** start **
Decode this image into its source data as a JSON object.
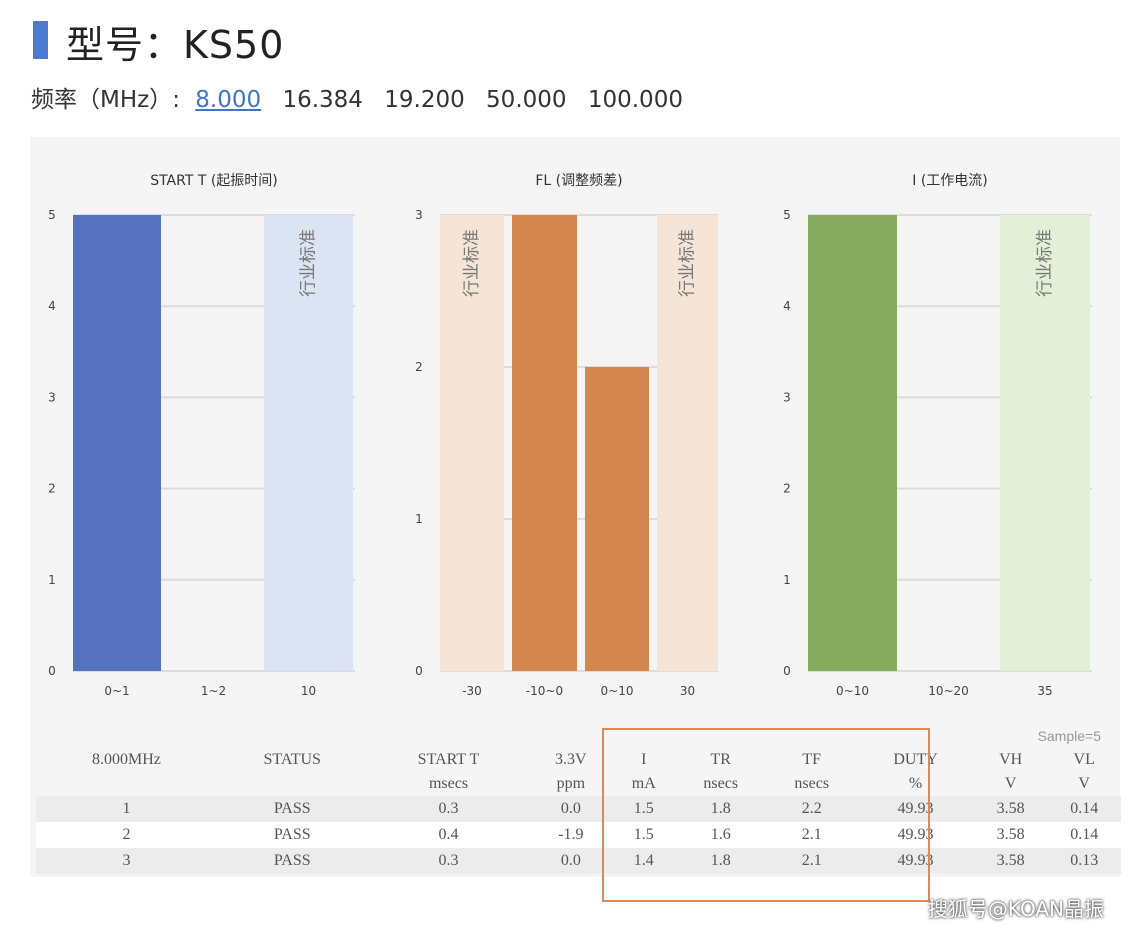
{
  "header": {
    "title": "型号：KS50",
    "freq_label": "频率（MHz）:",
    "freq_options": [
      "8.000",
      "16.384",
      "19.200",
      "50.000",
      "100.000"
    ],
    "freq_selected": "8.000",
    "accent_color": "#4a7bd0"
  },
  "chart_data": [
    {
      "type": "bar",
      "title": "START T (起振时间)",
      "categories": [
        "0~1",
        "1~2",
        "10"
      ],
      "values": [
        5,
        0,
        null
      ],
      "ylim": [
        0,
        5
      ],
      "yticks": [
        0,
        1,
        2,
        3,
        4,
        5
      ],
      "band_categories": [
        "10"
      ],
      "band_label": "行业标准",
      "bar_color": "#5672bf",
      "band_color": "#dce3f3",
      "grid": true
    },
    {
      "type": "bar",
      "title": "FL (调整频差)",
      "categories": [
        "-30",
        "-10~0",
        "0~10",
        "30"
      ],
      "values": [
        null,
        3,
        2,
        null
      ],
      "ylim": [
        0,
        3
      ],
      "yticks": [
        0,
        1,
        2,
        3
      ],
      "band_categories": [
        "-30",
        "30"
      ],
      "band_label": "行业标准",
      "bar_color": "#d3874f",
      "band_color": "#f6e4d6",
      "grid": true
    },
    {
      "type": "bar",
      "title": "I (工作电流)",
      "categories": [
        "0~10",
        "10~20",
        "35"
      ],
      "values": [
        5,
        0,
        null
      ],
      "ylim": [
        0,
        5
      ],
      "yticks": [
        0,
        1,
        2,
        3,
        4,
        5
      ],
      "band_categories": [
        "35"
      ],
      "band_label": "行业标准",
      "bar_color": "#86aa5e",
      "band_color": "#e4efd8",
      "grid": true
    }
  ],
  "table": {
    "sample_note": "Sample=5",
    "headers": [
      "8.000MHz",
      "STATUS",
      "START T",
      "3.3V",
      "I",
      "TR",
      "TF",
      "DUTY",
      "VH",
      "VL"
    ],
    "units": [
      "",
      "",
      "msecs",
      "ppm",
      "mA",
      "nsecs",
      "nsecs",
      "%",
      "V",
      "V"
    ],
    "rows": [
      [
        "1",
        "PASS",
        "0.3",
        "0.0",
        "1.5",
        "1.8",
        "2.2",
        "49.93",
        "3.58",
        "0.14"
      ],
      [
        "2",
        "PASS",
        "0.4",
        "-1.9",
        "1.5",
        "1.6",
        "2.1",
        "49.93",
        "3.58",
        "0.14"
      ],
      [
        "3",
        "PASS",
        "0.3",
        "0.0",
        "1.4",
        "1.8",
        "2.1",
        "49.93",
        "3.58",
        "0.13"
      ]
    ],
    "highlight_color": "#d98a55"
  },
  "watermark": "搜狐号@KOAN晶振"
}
** end **
§ Aim of the exercise: Make an exact copy of the data above, pictures excluded.

§ Exercise answer:
Decode this image into its source data as a JSON object.
{
  "header": {
    "title": "型号：KS50",
    "freq_label": "频率（MHz）:",
    "freq_options": [
      "8.000",
      "16.384",
      "19.200",
      "50.000",
      "100.000"
    ],
    "freq_selected": "8.000",
    "accent_color": "#4a7bd0"
  },
  "chart_data": [
    {
      "type": "bar",
      "title": "START T (起振时间)",
      "categories": [
        "0~1",
        "1~2",
        "10"
      ],
      "values": [
        5,
        0,
        null
      ],
      "ylim": [
        0,
        5
      ],
      "yticks": [
        0,
        1,
        2,
        3,
        4,
        5
      ],
      "band_categories": [
        "10"
      ],
      "band_label": "行业标准",
      "bar_color": "#5672bf",
      "band_color": "#dce3f3",
      "grid": true
    },
    {
      "type": "bar",
      "title": "FL (调整频差)",
      "categories": [
        "-30",
        "-10~0",
        "0~10",
        "30"
      ],
      "values": [
        null,
        3,
        2,
        null
      ],
      "ylim": [
        0,
        3
      ],
      "yticks": [
        0,
        1,
        2,
        3
      ],
      "band_categories": [
        "-30",
        "30"
      ],
      "band_label": "行业标准",
      "bar_color": "#d3874f",
      "band_color": "#f6e4d6",
      "grid": true
    },
    {
      "type": "bar",
      "title": "I (工作电流)",
      "categories": [
        "0~10",
        "10~20",
        "35"
      ],
      "values": [
        5,
        0,
        null
      ],
      "ylim": [
        0,
        5
      ],
      "yticks": [
        0,
        1,
        2,
        3,
        4,
        5
      ],
      "band_categories": [
        "35"
      ],
      "band_label": "行业标准",
      "bar_color": "#86aa5e",
      "band_color": "#e4efd8",
      "grid": true
    }
  ],
  "table": {
    "sample_note": "Sample=5",
    "headers": [
      "8.000MHz",
      "STATUS",
      "START T",
      "3.3V",
      "I",
      "TR",
      "TF",
      "DUTY",
      "VH",
      "VL"
    ],
    "units": [
      "",
      "",
      "msecs",
      "ppm",
      "mA",
      "nsecs",
      "nsecs",
      "%",
      "V",
      "V"
    ],
    "rows": [
      [
        "1",
        "PASS",
        "0.3",
        "0.0",
        "1.5",
        "1.8",
        "2.2",
        "49.93",
        "3.58",
        "0.14"
      ],
      [
        "2",
        "PASS",
        "0.4",
        "-1.9",
        "1.5",
        "1.6",
        "2.1",
        "49.93",
        "3.58",
        "0.14"
      ],
      [
        "3",
        "PASS",
        "0.3",
        "0.0",
        "1.4",
        "1.8",
        "2.1",
        "49.93",
        "3.58",
        "0.13"
      ]
    ],
    "highlight_color": "#d98a55"
  },
  "watermark": "搜狐号@KOAN晶振"
}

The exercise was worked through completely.